(Collected data)
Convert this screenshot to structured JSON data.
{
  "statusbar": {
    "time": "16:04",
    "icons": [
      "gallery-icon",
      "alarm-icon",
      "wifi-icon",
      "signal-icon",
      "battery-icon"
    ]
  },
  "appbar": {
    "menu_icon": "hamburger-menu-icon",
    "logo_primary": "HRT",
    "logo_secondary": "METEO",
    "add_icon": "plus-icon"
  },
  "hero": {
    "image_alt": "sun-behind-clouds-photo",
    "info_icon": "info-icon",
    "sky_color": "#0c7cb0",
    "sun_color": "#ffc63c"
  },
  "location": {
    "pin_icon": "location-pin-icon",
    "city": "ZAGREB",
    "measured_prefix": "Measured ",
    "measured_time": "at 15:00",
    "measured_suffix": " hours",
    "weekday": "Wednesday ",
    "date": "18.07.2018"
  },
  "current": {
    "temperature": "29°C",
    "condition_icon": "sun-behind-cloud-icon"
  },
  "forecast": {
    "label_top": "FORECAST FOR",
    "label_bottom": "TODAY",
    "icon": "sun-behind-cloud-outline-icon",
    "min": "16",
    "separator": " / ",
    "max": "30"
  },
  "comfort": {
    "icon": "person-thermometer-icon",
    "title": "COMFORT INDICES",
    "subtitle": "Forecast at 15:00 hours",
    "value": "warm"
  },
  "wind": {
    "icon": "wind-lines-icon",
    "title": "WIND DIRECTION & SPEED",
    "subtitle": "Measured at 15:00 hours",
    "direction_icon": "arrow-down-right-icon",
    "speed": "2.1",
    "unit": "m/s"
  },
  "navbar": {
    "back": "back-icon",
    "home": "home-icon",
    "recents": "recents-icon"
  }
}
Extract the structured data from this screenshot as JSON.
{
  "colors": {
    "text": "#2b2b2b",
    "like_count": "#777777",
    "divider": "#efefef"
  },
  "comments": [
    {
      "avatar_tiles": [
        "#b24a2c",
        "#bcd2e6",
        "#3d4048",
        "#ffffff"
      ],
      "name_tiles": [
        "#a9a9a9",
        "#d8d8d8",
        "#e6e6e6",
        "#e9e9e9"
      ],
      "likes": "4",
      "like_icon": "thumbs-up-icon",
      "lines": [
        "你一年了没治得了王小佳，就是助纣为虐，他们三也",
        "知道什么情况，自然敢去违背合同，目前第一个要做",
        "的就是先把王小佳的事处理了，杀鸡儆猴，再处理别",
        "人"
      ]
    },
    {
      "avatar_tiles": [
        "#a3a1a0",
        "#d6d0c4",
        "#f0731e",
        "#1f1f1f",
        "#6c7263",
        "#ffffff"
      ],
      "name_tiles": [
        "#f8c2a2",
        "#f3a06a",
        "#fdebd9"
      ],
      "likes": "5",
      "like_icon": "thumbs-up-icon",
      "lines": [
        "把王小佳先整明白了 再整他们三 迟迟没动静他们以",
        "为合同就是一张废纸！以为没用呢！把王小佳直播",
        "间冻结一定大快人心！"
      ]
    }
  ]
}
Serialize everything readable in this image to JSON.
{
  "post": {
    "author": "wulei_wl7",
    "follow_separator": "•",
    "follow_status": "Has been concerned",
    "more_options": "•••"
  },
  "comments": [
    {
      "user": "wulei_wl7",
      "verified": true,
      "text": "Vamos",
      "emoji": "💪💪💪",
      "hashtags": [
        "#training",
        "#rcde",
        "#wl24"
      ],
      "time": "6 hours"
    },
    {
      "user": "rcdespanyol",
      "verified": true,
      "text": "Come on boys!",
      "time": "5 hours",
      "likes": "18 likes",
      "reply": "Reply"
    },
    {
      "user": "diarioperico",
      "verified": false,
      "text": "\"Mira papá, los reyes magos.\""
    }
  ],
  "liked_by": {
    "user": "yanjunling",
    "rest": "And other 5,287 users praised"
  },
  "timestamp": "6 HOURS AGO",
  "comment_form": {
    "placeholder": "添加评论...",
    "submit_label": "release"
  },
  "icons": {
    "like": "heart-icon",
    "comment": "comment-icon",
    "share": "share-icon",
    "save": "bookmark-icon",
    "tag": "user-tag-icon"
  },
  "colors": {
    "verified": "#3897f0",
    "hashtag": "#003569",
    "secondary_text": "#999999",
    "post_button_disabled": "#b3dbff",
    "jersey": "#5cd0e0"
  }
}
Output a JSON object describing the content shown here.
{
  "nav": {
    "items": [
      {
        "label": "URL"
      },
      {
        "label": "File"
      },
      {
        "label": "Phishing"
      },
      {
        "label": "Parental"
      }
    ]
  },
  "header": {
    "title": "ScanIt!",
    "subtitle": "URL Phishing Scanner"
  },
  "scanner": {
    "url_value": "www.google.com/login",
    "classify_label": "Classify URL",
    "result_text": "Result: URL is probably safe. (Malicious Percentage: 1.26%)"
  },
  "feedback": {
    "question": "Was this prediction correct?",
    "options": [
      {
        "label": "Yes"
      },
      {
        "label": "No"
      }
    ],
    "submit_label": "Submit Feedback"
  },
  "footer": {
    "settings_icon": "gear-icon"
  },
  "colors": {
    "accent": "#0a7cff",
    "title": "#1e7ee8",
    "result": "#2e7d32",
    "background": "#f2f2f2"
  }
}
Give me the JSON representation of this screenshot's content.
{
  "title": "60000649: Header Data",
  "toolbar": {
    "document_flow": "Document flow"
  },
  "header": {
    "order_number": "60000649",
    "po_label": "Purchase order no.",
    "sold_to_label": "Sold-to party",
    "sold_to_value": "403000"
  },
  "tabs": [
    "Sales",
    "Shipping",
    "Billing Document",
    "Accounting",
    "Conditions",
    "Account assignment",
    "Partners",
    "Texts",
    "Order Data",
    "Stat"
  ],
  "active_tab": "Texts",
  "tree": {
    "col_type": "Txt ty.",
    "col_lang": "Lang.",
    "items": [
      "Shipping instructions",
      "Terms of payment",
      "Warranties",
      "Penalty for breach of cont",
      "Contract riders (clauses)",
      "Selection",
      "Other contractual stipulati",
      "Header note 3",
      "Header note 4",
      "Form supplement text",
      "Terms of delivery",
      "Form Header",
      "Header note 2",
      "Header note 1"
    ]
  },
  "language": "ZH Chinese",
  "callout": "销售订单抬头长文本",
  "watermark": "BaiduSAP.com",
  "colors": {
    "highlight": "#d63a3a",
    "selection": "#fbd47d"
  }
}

(Written request):
Repeat all of the entries exactly.

(Task result):
Convert this screenshot to structured JSON data.
{
  "statusbar": {
    "time": "16:04",
    "icons": [
      "gallery-icon",
      "alarm-icon",
      "wifi-icon",
      "signal-icon",
      "battery-icon"
    ]
  },
  "appbar": {
    "menu_icon": "hamburger-menu-icon",
    "logo_primary": "HRT",
    "logo_secondary": "METEO",
    "add_icon": "plus-icon"
  },
  "hero": {
    "image_alt": "sun-behind-clouds-photo",
    "info_icon": "info-icon",
    "sky_color": "#0c7cb0",
    "sun_color": "#ffc63c"
  },
  "location": {
    "pin_icon": "location-pin-icon",
    "city": "ZAGREB",
    "measured_prefix": "Measured ",
    "measured_time": "at 15:00",
    "measured_suffix": " hours",
    "weekday": "Wednesday ",
    "date": "18.07.2018"
  },
  "current": {
    "temperature": "29°C",
    "condition_icon": "sun-behind-cloud-icon"
  },
  "forecast": {
    "label_top": "FORECAST FOR",
    "label_bottom": "TODAY",
    "icon": "sun-behind-cloud-outline-icon",
    "min": "16",
    "separator": " / ",
    "max": "30"
  },
  "comfort": {
    "icon": "person-thermometer-icon",
    "title": "COMFORT INDICES",
    "subtitle": "Forecast at 15:00 hours",
    "value": "warm"
  },
  "wind": {
    "icon": "wind-lines-icon",
    "title": "WIND DIRECTION & SPEED",
    "subtitle": "Measured at 15:00 hours",
    "direction_icon": "arrow-down-right-icon",
    "speed": "2.1",
    "unit": "m/s"
  },
  "navbar": {
    "back": "back-icon",
    "home": "home-icon",
    "recents": "recents-icon"
  }
}
Extract the structured data from this screenshot as JSON.
{
  "colors": {
    "text": "#2b2b2b",
    "like_count": "#777777",
    "divider": "#efefef"
  },
  "comments": [
    {
      "avatar_tiles": [
        "#b24a2c",
        "#bcd2e6",
        "#3d4048",
        "#ffffff"
      ],
      "name_tiles": [
        "#a9a9a9",
        "#d8d8d8",
        "#e6e6e6",
        "#e9e9e9"
      ],
      "likes": "4",
      "like_icon": "thumbs-up-icon",
      "lines": [
        "你一年了没治得了王小佳，就是助纣为虐，他们三也",
        "知道什么情况，自然敢去违背合同，目前第一个要做",
        "的就是先把王小佳的事处理了，杀鸡儆猴，再处理别",
        "人"
      ]
    },
    {
      "avatar_tiles": [
        "#a3a1a0",
        "#d6d0c4",
        "#f0731e",
        "#1f1f1f",
        "#6c7263",
        "#ffffff"
      ],
      "name_tiles": [
        "#f8c2a2",
        "#f3a06a",
        "#fdebd9"
      ],
      "likes": "5",
      "like_icon": "thumbs-up-icon",
      "lines": [
        "把王小佳先整明白了 再整他们三 迟迟没动静他们以",
        "为合同就是一张废纸！以为没用呢！把王小佳直播",
        "间冻结一定大快人心！"
      ]
    }
  ]
}
Serialize everything readable in this image to JSON.
{
  "post": {
    "author": "wulei_wl7",
    "follow_separator": "•",
    "follow_status": "Has been concerned",
    "more_options": "•••"
  },
  "comments": [
    {
      "user": "wulei_wl7",
      "verified": true,
      "text": "Vamos",
      "emoji": "💪💪💪",
      "hashtags": [
        "#training",
        "#rcde",
        "#wl24"
      ],
      "time": "6 hours"
    },
    {
      "user": "rcdespanyol",
      "verified": true,
      "text": "Come on boys!",
      "time": "5 hours",
      "likes": "18 likes",
      "reply": "Reply"
    },
    {
      "user": "diarioperico",
      "verified": false,
      "text": "\"Mira papá, los reyes magos.\""
    }
  ],
  "liked_by": {
    "user": "yanjunling",
    "rest": "And other 5,287 users praised"
  },
  "timestamp": "6 HOURS AGO",
  "comment_form": {
    "placeholder": "添加评论...",
    "submit_label": "release"
  },
  "icons": {
    "like": "heart-icon",
    "comment": "comment-icon",
    "share": "share-icon",
    "save": "bookmark-icon",
    "tag": "user-tag-icon"
  },
  "colors": {
    "verified": "#3897f0",
    "hashtag": "#003569",
    "secondary_text": "#999999",
    "post_button_disabled": "#b3dbff",
    "jersey": "#5cd0e0"
  }
}
Output a JSON object describing the content shown here.
{
  "nav": {
    "items": [
      {
        "label": "URL"
      },
      {
        "label": "File"
      },
      {
        "label": "Phishing"
      },
      {
        "label": "Parental"
      }
    ]
  },
  "header": {
    "title": "ScanIt!",
    "subtitle": "URL Phishing Scanner"
  },
  "scanner": {
    "url_value": "www.google.com/login",
    "classify_label": "Classify URL",
    "result_text": "Result: URL is probably safe. (Malicious Percentage: 1.26%)"
  },
  "feedback": {
    "question": "Was this prediction correct?",
    "options": [
      {
        "label": "Yes"
      },
      {
        "label": "No"
      }
    ],
    "submit_label": "Submit Feedback"
  },
  "footer": {
    "settings_icon": "gear-icon"
  },
  "colors": {
    "accent": "#0a7cff",
    "title": "#1e7ee8",
    "result": "#2e7d32",
    "background": "#f2f2f2"
  }
}
Give me the JSON representation of this screenshot's content.
{
  "title": "60000649: Header Data",
  "toolbar": {
    "document_flow": "Document flow"
  },
  "header": {
    "order_number": "60000649",
    "po_label": "Purchase order no.",
    "sold_to_label": "Sold-to party",
    "sold_to_value": "403000"
  },
  "tabs": [
    "Sales",
    "Shipping",
    "Billing Document",
    "Accounting",
    "Conditions",
    "Account assignment",
    "Partners",
    "Texts",
    "Order Data",
    "Stat"
  ],
  "active_tab": "Texts",
  "tree": {
    "col_type": "Txt ty.",
    "col_lang": "Lang.",
    "items": [
      "Shipping instructions",
      "Terms of payment",
      "Warranties",
      "Penalty for breach of cont",
      "Contract riders (clauses)",
      "Selection",
      "Other contractual stipulati",
      "Header note 3",
      "Header note 4",
      "Form supplement text",
      "Terms of delivery",
      "Form Header",
      "Header note 2",
      "Header note 1"
    ]
  },
  "language": "ZH Chinese",
  "callout": "销售订单抬头长文本",
  "watermark": "BaiduSAP.com",
  "colors": {
    "highlight": "#d63a3a",
    "selection": "#fbd47d"
  }
}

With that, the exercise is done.